*STATED EXERCISE*
Reproduce every record below exactly as written, leaving out any pictures.

Start of DATA SECTION

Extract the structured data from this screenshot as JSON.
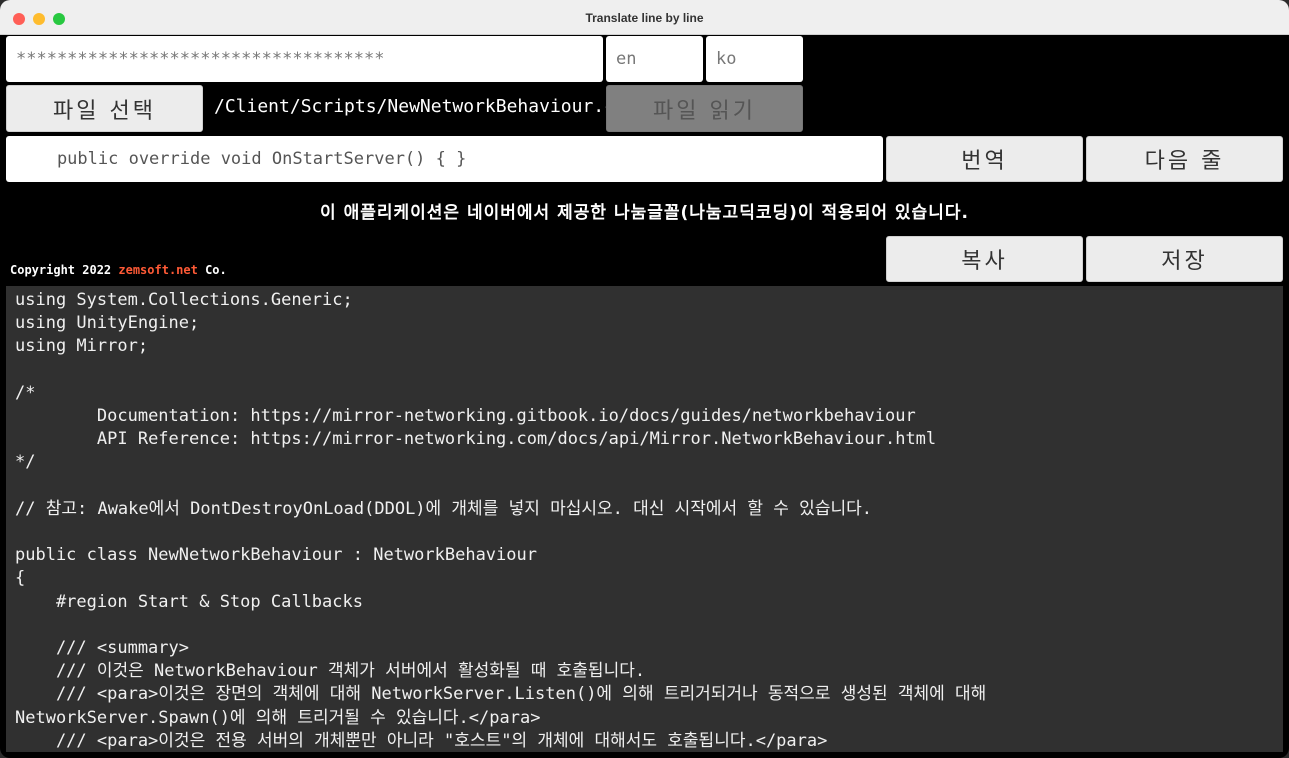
{
  "window": {
    "title": "Translate line by line"
  },
  "api_key": {
    "value": "************************************"
  },
  "source_lang": {
    "value": "en"
  },
  "target_lang": {
    "value": "ko"
  },
  "file_select_button": "파일 선택",
  "file_path": "/Client/Scripts/NewNetworkBehaviour.cs",
  "file_read_button": "파일 읽기",
  "current_line": {
    "value": "    public override void OnStartServer() { }"
  },
  "translate_button": "번역",
  "next_line_button": "다음 줄",
  "notice": "이 애플리케이션은 네이버에서 제공한 나눔글꼴(나눔고딕코딩)이 적용되어 있습니다.",
  "copyright": {
    "prefix": "Copyright 2022 ",
    "link": "zemsoft.net",
    "suffix": " Co."
  },
  "copy_button": "복사",
  "save_button": "저장",
  "code_text": "using System.Collections.Generic;\nusing UnityEngine;\nusing Mirror;\n\n/*\n\tDocumentation: https://mirror-networking.gitbook.io/docs/guides/networkbehaviour\n\tAPI Reference: https://mirror-networking.com/docs/api/Mirror.NetworkBehaviour.html\n*/\n\n// 참고: Awake에서 DontDestroyOnLoad(DDOL)에 개체를 넣지 마십시오. 대신 시작에서 할 수 있습니다.\n\npublic class NewNetworkBehaviour : NetworkBehaviour\n{\n    #region Start & Stop Callbacks\n\n    /// <summary>\n    /// 이것은 NetworkBehaviour 객체가 서버에서 활성화될 때 호출됩니다.\n    /// <para>이것은 장면의 객체에 대해 NetworkServer.Listen()에 의해 트리거되거나 동적으로 생성된 객체에 대해\nNetworkServer.Spawn()에 의해 트리거될 수 있습니다.</para>\n    /// <para>이것은 전용 서버의 개체뿐만 아니라 \"호스트\"의 개체에 대해서도 호출됩니다.</para>"
}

End of DATA SECTION

*WORKED ANSWER*
Extract the structured data from this screenshot as JSON.
{
  "window": {
    "title": "Translate line by line"
  },
  "api_key": {
    "value": "************************************"
  },
  "source_lang": {
    "value": "en"
  },
  "target_lang": {
    "value": "ko"
  },
  "file_select_button": "파일 선택",
  "file_path": "/Client/Scripts/NewNetworkBehaviour.cs",
  "file_read_button": "파일 읽기",
  "current_line": {
    "value": "    public override void OnStartServer() { }"
  },
  "translate_button": "번역",
  "next_line_button": "다음 줄",
  "notice": "이 애플리케이션은 네이버에서 제공한 나눔글꼴(나눔고딕코딩)이 적용되어 있습니다.",
  "copyright": {
    "prefix": "Copyright 2022 ",
    "link": "zemsoft.net",
    "suffix": " Co."
  },
  "copy_button": "복사",
  "save_button": "저장",
  "code_text": "using System.Collections.Generic;\nusing UnityEngine;\nusing Mirror;\n\n/*\n\tDocumentation: https://mirror-networking.gitbook.io/docs/guides/networkbehaviour\n\tAPI Reference: https://mirror-networking.com/docs/api/Mirror.NetworkBehaviour.html\n*/\n\n// 참고: Awake에서 DontDestroyOnLoad(DDOL)에 개체를 넣지 마십시오. 대신 시작에서 할 수 있습니다.\n\npublic class NewNetworkBehaviour : NetworkBehaviour\n{\n    #region Start & Stop Callbacks\n\n    /// <summary>\n    /// 이것은 NetworkBehaviour 객체가 서버에서 활성화될 때 호출됩니다.\n    /// <para>이것은 장면의 객체에 대해 NetworkServer.Listen()에 의해 트리거되거나 동적으로 생성된 객체에 대해\nNetworkServer.Spawn()에 의해 트리거될 수 있습니다.</para>\n    /// <para>이것은 전용 서버의 개체뿐만 아니라 \"호스트\"의 개체에 대해서도 호출됩니다.</para>"
}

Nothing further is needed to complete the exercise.